Quote the records below exactly, from their first line through the line with "The servo bursts 14 is at (760, 988).", including that line.
#####
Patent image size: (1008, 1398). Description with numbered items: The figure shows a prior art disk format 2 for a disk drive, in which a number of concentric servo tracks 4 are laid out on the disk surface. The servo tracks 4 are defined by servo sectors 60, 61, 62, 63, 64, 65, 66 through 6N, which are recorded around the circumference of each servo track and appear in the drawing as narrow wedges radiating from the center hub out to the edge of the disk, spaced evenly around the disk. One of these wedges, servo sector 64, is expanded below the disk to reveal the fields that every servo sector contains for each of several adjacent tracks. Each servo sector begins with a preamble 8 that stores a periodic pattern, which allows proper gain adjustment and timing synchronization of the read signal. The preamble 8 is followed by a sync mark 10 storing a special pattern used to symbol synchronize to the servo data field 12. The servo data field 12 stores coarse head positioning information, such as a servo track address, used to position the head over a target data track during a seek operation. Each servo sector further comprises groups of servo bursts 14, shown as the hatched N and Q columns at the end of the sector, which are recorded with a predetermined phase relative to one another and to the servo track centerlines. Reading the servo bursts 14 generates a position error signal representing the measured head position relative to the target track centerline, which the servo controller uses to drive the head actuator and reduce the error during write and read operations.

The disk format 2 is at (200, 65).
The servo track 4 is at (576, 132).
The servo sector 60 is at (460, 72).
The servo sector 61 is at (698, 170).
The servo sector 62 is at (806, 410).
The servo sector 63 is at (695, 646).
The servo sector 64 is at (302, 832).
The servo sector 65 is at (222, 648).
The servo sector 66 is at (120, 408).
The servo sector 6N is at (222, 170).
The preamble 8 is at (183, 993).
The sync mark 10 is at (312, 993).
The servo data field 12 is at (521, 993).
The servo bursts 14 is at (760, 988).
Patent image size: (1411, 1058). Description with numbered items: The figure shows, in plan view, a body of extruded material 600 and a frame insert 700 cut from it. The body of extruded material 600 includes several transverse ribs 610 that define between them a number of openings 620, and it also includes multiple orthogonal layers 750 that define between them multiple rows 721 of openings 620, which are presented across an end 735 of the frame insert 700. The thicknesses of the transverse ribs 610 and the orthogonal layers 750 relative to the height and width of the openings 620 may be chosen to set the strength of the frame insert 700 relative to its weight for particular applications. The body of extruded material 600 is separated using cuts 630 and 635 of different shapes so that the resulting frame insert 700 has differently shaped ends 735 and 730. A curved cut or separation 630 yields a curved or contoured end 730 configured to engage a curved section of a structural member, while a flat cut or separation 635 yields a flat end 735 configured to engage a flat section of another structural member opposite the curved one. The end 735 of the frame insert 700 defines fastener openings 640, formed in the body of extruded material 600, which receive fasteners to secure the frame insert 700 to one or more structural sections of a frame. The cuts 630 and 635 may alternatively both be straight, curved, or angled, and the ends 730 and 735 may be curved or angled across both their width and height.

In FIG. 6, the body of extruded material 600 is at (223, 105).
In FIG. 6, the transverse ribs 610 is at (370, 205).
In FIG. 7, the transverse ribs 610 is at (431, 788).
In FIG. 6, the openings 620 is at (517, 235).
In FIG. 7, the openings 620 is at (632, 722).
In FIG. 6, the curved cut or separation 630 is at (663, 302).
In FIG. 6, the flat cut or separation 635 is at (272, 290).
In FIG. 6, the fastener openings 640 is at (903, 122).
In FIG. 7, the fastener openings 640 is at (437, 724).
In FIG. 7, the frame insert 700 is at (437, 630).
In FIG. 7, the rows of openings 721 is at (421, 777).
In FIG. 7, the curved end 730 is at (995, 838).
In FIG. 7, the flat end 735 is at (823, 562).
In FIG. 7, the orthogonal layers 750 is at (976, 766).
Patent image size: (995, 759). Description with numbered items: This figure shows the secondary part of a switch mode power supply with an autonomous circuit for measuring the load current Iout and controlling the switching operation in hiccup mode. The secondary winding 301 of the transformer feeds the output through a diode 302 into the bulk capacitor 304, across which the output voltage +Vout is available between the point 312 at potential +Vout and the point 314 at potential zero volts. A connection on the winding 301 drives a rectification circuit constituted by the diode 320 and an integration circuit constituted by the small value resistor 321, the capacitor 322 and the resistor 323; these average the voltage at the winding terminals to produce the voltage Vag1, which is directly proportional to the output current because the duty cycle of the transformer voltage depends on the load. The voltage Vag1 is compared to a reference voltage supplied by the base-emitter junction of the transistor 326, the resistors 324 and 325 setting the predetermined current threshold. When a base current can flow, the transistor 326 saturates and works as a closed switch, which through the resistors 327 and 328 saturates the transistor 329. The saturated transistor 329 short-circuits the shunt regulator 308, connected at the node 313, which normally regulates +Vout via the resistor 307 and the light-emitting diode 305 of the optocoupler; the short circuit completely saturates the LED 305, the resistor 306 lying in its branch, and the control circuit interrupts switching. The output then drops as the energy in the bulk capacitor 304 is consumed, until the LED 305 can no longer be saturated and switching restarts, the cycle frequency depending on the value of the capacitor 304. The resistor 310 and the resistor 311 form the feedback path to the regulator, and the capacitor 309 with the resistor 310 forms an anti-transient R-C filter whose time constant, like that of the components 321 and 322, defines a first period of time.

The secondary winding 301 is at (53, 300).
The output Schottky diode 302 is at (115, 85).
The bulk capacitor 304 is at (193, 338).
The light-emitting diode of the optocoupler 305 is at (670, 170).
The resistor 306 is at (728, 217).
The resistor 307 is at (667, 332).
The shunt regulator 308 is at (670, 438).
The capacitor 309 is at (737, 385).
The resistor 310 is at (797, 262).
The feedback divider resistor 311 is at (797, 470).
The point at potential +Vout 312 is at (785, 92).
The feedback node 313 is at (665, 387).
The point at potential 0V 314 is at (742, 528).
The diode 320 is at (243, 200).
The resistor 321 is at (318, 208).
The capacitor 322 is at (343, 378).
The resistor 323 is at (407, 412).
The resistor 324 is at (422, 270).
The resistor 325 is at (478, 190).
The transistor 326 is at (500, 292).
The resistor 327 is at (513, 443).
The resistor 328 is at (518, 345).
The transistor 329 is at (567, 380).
#####
• _Result of the exercise_
Patent image size: (1008, 1398). Description with numbered items: The figure shows a prior art disk format 2 for a disk drive, in which a number of concentric servo tracks 4 are laid out on the disk surface. The servo tracks 4 are defined by servo sectors 60, 61, 62, 63, 64, 65, 66 through 6N, which are recorded around the circumference of each servo track and appear in the drawing as narrow wedges radiating from the center hub out to the edge of the disk, spaced evenly around the disk. One of these wedges, servo sector 64, is expanded below the disk to reveal the fields that every servo sector contains for each of several adjacent tracks. Each servo sector begins with a preamble 8 that stores a periodic pattern, which allows proper gain adjustment and timing synchronization of the read signal. The preamble 8 is followed by a sync mark 10 storing a special pattern used to symbol synchronize to the servo data field 12. The servo data field 12 stores coarse head positioning information, such as a servo track address, used to position the head over a target data track during a seek operation. Each servo sector further comprises groups of servo bursts 14, shown as the hatched N and Q columns at the end of the sector, which are recorded with a predetermined phase relative to one another and to the servo track centerlines. Reading the servo bursts 14 generates a position error signal representing the measured head position relative to the target track centerline, which the servo controller uses to drive the head actuator and reduce the error during write and read operations.

The disk format 2 is at (200, 65).
The servo track 4 is at (576, 132).
The servo sector 60 is at (460, 72).
The servo sector 61 is at (698, 170).
The servo sector 62 is at (806, 410).
The servo sector 63 is at (695, 646).
The servo sector 64 is at (302, 832).
The servo sector 65 is at (222, 648).
The servo sector 66 is at (120, 408).
The servo sector 6N is at (222, 170).
The preamble 8 is at (183, 993).
The sync mark 10 is at (312, 993).
The servo data field 12 is at (521, 993).
The servo bursts 14 is at (760, 988).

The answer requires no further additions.